### The task
Only the number is wanted: count the lines in the data with "around" in them.
────────────────────
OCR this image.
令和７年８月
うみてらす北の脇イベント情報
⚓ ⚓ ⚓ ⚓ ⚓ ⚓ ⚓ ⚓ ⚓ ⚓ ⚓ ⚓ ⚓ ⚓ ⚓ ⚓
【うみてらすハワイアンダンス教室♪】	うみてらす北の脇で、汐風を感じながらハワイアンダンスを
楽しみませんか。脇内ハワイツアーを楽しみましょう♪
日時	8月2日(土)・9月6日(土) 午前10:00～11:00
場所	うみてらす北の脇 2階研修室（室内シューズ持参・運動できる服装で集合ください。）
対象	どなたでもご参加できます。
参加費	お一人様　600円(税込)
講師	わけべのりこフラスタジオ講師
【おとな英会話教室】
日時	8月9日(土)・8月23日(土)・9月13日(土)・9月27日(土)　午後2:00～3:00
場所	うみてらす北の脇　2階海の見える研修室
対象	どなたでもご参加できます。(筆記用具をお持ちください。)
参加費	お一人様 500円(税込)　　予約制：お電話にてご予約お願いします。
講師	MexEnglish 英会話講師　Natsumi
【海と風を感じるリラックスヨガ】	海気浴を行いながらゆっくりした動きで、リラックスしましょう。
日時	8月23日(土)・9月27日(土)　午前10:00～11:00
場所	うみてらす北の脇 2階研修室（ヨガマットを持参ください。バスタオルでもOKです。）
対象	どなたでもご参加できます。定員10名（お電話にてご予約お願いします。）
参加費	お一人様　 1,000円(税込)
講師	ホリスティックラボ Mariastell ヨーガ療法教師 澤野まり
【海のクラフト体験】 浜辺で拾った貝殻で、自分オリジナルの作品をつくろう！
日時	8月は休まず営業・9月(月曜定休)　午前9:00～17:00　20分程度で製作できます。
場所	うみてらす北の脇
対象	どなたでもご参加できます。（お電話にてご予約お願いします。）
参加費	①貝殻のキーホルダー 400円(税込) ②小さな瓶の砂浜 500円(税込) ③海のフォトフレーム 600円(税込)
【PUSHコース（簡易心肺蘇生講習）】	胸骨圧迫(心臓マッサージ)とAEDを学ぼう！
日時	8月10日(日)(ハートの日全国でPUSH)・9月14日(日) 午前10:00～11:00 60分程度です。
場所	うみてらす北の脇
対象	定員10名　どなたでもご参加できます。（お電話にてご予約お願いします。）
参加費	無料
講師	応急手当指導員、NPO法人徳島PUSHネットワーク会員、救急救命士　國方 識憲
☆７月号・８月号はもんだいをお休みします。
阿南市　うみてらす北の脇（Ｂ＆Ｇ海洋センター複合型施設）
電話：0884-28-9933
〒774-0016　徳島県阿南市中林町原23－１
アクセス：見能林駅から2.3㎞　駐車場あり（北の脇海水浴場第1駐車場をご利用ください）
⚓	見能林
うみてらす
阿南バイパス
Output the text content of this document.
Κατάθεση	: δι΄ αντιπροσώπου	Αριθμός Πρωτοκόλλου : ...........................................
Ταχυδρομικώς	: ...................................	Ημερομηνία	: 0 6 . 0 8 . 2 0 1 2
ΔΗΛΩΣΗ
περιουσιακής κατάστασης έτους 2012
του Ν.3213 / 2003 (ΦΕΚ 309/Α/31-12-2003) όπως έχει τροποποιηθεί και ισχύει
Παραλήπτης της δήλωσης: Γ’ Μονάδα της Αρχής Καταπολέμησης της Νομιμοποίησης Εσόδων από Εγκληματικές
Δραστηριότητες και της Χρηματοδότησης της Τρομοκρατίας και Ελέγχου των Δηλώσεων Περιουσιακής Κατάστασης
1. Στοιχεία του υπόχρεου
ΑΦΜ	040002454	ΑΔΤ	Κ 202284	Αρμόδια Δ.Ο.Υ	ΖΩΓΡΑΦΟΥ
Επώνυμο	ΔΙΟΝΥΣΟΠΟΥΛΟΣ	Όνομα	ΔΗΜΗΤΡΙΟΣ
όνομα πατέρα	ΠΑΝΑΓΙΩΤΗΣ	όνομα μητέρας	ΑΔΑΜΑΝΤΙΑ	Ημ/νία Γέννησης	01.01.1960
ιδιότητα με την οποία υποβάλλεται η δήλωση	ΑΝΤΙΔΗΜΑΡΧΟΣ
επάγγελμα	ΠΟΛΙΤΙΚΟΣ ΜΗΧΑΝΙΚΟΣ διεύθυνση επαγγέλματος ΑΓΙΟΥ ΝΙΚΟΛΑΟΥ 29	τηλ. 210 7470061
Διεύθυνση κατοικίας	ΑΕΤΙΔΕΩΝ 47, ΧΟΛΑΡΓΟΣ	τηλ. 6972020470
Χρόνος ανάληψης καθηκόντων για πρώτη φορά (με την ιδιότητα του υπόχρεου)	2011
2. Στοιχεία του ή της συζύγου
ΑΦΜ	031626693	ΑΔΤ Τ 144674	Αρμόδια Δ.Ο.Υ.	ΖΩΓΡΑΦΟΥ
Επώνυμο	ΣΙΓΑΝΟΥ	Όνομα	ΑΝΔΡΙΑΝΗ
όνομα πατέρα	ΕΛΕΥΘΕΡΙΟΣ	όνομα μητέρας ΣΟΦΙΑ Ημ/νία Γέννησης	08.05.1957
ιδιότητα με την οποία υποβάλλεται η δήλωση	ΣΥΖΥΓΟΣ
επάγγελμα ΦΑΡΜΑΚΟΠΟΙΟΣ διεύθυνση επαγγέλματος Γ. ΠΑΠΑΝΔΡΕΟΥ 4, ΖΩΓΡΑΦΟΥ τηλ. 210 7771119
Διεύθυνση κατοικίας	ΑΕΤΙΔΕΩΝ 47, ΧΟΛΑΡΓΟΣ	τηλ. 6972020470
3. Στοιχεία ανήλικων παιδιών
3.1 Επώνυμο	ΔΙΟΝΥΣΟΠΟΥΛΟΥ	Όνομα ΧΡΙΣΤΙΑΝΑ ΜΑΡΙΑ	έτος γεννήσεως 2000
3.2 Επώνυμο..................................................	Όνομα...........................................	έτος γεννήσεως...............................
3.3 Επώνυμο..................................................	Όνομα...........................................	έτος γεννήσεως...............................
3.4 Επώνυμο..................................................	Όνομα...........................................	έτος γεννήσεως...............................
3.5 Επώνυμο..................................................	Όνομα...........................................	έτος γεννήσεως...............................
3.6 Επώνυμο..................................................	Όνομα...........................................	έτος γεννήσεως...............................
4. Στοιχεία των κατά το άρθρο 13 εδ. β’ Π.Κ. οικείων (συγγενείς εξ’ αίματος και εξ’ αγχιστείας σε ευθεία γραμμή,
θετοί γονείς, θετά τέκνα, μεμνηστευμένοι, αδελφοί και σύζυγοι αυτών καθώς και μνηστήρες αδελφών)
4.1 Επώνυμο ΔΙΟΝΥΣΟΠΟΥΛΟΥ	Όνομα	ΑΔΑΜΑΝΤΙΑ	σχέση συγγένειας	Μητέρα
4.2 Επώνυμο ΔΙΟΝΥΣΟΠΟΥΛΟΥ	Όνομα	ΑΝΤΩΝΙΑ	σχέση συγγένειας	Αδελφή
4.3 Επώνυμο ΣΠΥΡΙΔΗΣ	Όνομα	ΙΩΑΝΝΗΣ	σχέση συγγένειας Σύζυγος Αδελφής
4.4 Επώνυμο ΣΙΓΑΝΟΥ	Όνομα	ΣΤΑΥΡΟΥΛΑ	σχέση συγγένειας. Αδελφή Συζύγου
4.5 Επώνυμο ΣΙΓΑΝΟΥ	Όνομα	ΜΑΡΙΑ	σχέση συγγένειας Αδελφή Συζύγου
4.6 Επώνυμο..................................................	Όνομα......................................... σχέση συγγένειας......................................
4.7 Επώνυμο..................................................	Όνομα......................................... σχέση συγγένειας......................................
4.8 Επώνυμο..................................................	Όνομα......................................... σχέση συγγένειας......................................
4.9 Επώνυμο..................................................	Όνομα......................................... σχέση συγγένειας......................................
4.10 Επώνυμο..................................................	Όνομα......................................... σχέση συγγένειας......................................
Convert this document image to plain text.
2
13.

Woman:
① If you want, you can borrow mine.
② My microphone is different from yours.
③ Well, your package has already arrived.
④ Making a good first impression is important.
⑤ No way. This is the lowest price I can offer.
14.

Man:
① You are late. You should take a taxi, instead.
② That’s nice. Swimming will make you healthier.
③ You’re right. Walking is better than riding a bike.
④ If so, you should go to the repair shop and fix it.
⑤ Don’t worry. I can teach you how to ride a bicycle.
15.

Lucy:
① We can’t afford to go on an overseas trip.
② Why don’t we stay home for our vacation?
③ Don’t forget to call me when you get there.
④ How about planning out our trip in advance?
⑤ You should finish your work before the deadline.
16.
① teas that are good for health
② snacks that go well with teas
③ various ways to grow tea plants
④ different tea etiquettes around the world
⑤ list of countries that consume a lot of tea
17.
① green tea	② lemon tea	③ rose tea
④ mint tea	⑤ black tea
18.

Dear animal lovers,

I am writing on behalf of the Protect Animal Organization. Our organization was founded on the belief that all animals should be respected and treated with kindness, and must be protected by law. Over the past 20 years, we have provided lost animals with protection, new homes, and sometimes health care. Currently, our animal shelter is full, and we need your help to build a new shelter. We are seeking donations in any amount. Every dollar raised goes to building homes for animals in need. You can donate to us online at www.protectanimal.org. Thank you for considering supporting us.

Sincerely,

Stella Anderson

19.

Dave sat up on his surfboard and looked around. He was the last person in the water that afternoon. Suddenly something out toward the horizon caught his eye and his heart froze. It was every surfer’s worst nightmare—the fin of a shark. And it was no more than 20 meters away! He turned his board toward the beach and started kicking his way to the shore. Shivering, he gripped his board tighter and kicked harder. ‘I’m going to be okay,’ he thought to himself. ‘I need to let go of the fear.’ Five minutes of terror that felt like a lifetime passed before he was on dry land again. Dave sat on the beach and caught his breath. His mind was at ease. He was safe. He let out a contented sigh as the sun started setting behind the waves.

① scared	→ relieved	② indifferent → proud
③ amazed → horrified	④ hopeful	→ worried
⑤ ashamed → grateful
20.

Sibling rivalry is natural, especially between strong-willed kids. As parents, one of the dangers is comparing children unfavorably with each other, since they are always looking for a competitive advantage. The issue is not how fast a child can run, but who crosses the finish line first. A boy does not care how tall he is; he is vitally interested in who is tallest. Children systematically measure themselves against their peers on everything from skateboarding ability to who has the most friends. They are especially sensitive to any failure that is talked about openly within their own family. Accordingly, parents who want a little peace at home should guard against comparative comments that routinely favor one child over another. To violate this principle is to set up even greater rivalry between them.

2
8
────────────────────
### Final answer
2